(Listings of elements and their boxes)
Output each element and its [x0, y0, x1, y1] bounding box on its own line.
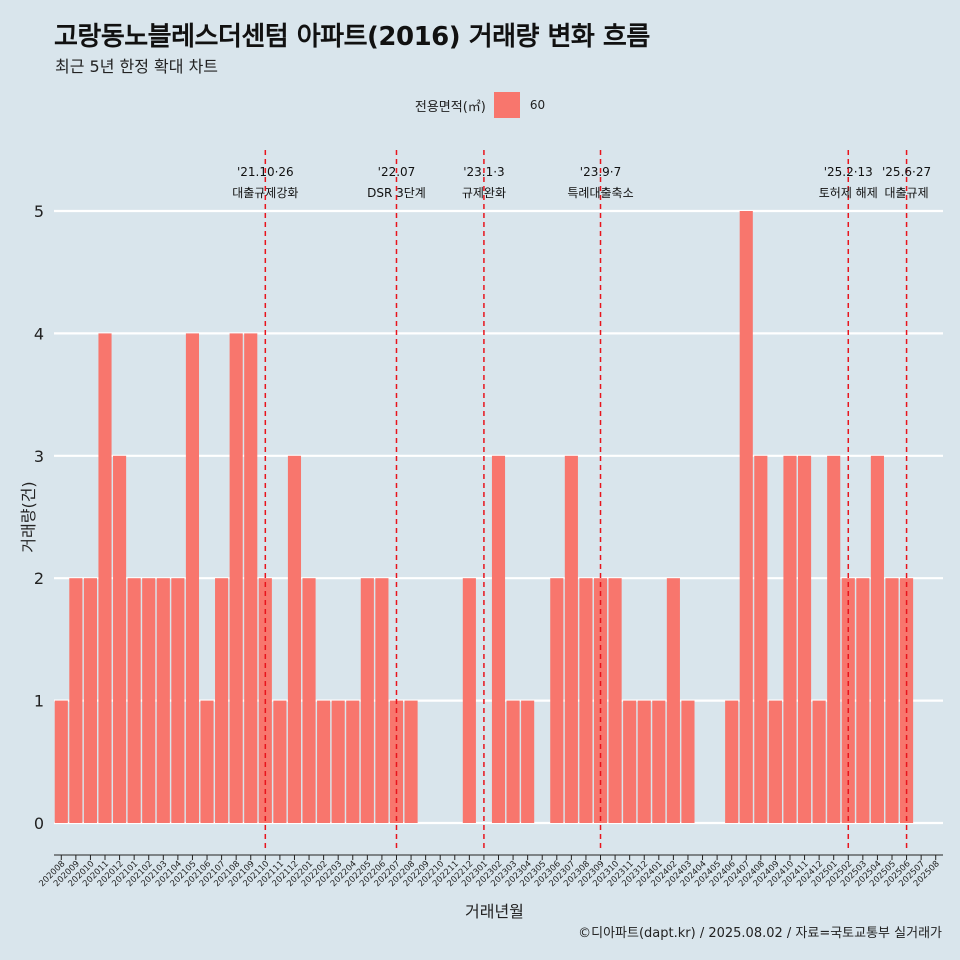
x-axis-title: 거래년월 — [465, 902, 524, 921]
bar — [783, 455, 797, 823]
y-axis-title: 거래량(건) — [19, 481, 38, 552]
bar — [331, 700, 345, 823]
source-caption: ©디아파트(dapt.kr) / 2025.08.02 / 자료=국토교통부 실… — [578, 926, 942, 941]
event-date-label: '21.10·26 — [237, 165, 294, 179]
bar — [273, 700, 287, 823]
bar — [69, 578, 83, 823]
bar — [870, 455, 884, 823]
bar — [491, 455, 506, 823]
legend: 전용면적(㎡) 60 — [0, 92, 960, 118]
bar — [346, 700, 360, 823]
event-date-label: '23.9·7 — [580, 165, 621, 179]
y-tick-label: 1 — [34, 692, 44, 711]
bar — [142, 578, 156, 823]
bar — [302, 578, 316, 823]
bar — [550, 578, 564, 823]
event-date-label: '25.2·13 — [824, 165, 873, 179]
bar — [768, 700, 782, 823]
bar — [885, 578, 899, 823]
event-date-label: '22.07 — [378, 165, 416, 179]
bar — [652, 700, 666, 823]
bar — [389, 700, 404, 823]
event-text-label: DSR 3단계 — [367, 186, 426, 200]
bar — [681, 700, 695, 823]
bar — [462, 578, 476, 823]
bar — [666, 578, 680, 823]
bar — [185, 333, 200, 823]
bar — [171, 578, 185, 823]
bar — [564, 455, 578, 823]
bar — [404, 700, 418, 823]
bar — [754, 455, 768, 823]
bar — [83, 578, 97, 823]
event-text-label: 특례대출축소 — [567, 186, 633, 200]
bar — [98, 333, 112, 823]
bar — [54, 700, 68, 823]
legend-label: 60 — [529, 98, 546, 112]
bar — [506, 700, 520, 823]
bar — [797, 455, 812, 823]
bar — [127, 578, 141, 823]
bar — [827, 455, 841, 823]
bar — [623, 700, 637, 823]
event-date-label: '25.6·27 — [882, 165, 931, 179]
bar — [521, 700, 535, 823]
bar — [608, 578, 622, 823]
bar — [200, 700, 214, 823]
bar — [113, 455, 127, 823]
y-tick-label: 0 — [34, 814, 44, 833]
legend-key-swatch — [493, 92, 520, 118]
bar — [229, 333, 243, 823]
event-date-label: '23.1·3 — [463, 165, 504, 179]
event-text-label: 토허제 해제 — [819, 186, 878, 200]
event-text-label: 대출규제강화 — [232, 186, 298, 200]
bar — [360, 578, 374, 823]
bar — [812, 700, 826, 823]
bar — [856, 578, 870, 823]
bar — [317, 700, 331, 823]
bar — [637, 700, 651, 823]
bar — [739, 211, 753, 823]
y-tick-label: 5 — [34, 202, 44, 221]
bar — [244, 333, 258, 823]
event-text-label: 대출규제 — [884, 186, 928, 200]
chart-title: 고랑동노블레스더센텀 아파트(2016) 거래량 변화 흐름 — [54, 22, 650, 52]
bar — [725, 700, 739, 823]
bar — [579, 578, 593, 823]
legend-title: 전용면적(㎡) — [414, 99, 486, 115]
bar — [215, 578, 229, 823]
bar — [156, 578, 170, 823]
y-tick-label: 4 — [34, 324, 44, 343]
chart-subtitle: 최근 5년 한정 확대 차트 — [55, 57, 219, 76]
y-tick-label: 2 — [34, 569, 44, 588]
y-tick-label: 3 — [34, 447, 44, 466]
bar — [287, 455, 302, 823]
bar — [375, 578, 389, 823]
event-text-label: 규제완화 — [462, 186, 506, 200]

The problem:
Retype all of the lines above without any change, but leave out the picture.

Final result:
Output each element and its [x0, y0, x1, y1] bounding box on its own line.
x-axis-title: 거래년월 — [465, 902, 524, 921]
bar — [783, 455, 797, 823]
y-axis-title: 거래량(건) — [19, 481, 38, 552]
bar — [331, 700, 345, 823]
source-caption: ©디아파트(dapt.kr) / 2025.08.02 / 자료=국토교통부 실… — [578, 926, 942, 941]
event-date-label: '21.10·26 — [237, 165, 294, 179]
bar — [273, 700, 287, 823]
bar — [69, 578, 83, 823]
bar — [870, 455, 884, 823]
bar — [491, 455, 506, 823]
legend: 전용면적(㎡) 60 — [0, 92, 960, 118]
bar — [346, 700, 360, 823]
event-date-label: '23.9·7 — [580, 165, 621, 179]
y-tick-label: 1 — [34, 692, 44, 711]
bar — [142, 578, 156, 823]
bar — [302, 578, 316, 823]
bar — [550, 578, 564, 823]
event-date-label: '25.2·13 — [824, 165, 873, 179]
bar — [768, 700, 782, 823]
bar — [885, 578, 899, 823]
event-date-label: '22.07 — [378, 165, 416, 179]
bar — [652, 700, 666, 823]
bar — [389, 700, 404, 823]
event-text-label: DSR 3단계 — [367, 186, 426, 200]
bar — [681, 700, 695, 823]
bar — [462, 578, 476, 823]
bar — [666, 578, 680, 823]
bar — [185, 333, 200, 823]
bar — [171, 578, 185, 823]
bar — [564, 455, 578, 823]
bar — [404, 700, 418, 823]
bar — [754, 455, 768, 823]
bar — [83, 578, 97, 823]
event-text-label: 특례대출축소 — [567, 186, 633, 200]
bar — [98, 333, 112, 823]
bar — [54, 700, 68, 823]
legend-label: 60 — [529, 98, 546, 112]
bar — [506, 700, 520, 823]
bar — [797, 455, 812, 823]
bar — [127, 578, 141, 823]
bar — [827, 455, 841, 823]
bar — [623, 700, 637, 823]
event-date-label: '25.6·27 — [882, 165, 931, 179]
bar — [521, 700, 535, 823]
bar — [608, 578, 622, 823]
bar — [200, 700, 214, 823]
bar — [113, 455, 127, 823]
y-tick-label: 0 — [34, 814, 44, 833]
legend-key-swatch — [493, 92, 520, 118]
bar — [229, 333, 243, 823]
event-date-label: '23.1·3 — [463, 165, 504, 179]
event-text-label: 토허제 해제 — [819, 186, 878, 200]
event-text-label: 대출규제강화 — [232, 186, 298, 200]
bar — [360, 578, 374, 823]
bar — [812, 700, 826, 823]
bar — [856, 578, 870, 823]
bar — [317, 700, 331, 823]
bar — [637, 700, 651, 823]
bar — [739, 211, 753, 823]
y-tick-label: 5 — [34, 202, 44, 221]
bar — [244, 333, 258, 823]
event-text-label: 대출규제 — [884, 186, 928, 200]
chart-title: 고랑동노블레스더센텀 아파트(2016) 거래량 변화 흐름 — [54, 22, 650, 52]
bar — [725, 700, 739, 823]
bar — [579, 578, 593, 823]
legend-title: 전용면적(㎡) — [414, 99, 486, 115]
bar — [215, 578, 229, 823]
bar — [156, 578, 170, 823]
y-tick-label: 4 — [34, 324, 44, 343]
chart-subtitle: 최근 5년 한정 확대 차트 — [55, 57, 219, 76]
y-tick-label: 2 — [34, 569, 44, 588]
y-tick-label: 3 — [34, 447, 44, 466]
bar — [287, 455, 302, 823]
bar — [375, 578, 389, 823]
event-text-label: 규제완화 — [462, 186, 506, 200]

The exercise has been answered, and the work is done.